◆ Data shown
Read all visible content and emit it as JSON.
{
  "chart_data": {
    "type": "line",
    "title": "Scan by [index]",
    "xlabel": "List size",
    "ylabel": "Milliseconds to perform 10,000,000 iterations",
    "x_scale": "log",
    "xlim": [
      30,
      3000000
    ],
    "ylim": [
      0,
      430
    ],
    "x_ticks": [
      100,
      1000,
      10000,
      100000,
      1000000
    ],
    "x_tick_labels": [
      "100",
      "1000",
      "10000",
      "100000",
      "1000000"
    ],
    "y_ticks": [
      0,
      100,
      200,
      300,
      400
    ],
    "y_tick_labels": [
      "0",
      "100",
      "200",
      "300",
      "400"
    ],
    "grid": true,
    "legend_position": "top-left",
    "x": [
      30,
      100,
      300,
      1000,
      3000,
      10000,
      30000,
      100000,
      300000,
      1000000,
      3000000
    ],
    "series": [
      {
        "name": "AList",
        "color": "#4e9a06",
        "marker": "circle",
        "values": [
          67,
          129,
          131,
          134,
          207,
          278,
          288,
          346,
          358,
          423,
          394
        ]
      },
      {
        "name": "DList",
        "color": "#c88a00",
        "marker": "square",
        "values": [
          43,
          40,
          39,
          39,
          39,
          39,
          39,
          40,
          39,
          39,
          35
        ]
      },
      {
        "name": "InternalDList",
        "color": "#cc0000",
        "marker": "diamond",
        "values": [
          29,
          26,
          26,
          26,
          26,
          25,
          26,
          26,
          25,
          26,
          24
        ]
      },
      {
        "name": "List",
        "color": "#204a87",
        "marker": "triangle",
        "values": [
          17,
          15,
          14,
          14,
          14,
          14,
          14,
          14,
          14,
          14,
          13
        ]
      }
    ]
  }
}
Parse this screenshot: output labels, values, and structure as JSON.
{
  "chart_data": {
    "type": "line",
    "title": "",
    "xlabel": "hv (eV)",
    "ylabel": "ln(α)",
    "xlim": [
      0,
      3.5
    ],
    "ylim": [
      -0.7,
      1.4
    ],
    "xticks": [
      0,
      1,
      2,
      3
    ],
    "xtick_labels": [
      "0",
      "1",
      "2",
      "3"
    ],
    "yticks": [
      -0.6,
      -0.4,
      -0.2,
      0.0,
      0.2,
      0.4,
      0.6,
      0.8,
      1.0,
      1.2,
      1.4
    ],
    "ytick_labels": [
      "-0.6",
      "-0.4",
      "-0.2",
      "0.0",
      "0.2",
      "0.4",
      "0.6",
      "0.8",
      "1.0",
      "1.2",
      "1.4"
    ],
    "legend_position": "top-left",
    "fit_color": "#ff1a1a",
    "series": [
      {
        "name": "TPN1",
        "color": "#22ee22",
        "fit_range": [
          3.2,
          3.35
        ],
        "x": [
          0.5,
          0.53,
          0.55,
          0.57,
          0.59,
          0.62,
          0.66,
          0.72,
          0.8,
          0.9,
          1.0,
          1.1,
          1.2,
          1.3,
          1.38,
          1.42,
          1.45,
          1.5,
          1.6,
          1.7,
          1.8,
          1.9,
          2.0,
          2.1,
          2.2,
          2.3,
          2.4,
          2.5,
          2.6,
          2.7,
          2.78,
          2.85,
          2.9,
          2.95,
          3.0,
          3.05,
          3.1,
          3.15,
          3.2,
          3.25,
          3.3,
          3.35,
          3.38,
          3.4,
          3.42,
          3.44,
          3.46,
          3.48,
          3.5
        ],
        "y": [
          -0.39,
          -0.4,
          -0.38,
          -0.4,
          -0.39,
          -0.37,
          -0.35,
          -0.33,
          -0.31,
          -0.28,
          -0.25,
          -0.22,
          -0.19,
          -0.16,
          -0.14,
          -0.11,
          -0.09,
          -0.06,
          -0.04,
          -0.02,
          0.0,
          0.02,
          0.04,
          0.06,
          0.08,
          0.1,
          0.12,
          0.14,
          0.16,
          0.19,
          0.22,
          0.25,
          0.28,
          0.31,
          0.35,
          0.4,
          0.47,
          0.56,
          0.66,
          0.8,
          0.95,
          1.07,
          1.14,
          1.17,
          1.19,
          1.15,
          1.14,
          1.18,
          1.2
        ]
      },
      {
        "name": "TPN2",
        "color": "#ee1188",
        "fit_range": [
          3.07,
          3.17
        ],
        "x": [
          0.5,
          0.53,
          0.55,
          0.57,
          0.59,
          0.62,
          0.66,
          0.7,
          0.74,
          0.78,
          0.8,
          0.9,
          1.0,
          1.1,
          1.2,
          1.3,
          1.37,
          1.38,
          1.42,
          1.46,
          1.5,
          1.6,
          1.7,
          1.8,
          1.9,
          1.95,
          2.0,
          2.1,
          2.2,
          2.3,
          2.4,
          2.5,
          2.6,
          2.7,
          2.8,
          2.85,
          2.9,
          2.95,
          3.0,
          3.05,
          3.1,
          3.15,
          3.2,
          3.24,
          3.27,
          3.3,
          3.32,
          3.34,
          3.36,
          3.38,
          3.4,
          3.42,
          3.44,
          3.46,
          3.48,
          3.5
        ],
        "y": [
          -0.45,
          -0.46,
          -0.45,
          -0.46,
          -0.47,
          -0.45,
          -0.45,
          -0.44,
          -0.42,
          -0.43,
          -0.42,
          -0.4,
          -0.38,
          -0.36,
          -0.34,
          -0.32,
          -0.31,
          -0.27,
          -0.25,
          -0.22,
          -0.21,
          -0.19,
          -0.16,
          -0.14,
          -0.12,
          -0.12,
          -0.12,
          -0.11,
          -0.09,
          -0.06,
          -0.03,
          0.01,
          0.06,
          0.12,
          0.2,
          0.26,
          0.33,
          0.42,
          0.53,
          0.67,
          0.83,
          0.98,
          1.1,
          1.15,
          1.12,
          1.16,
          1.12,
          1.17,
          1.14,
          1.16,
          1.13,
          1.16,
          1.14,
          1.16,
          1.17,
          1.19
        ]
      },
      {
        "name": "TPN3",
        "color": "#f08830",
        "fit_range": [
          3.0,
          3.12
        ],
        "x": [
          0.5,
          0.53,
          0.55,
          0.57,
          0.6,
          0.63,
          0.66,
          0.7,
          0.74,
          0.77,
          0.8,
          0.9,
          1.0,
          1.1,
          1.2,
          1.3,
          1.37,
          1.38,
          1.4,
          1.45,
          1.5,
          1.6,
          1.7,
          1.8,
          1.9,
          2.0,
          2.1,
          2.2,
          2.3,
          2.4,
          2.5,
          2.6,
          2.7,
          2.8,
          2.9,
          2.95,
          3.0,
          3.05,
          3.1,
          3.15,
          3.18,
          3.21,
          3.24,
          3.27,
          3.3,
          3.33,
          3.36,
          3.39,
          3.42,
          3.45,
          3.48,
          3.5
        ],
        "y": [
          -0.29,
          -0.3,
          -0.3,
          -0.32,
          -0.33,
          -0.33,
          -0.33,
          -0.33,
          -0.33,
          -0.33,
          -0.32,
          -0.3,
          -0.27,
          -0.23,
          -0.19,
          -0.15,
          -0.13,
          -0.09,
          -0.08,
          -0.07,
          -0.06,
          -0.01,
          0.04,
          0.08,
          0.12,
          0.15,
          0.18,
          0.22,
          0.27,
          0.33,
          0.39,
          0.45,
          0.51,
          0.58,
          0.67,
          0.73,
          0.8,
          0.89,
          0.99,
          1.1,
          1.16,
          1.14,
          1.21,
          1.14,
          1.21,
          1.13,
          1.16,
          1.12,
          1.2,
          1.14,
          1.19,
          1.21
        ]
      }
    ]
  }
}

◆ Instructions for the task
Output a single number: how many lines contain the word "marker".

◆ Task solution
4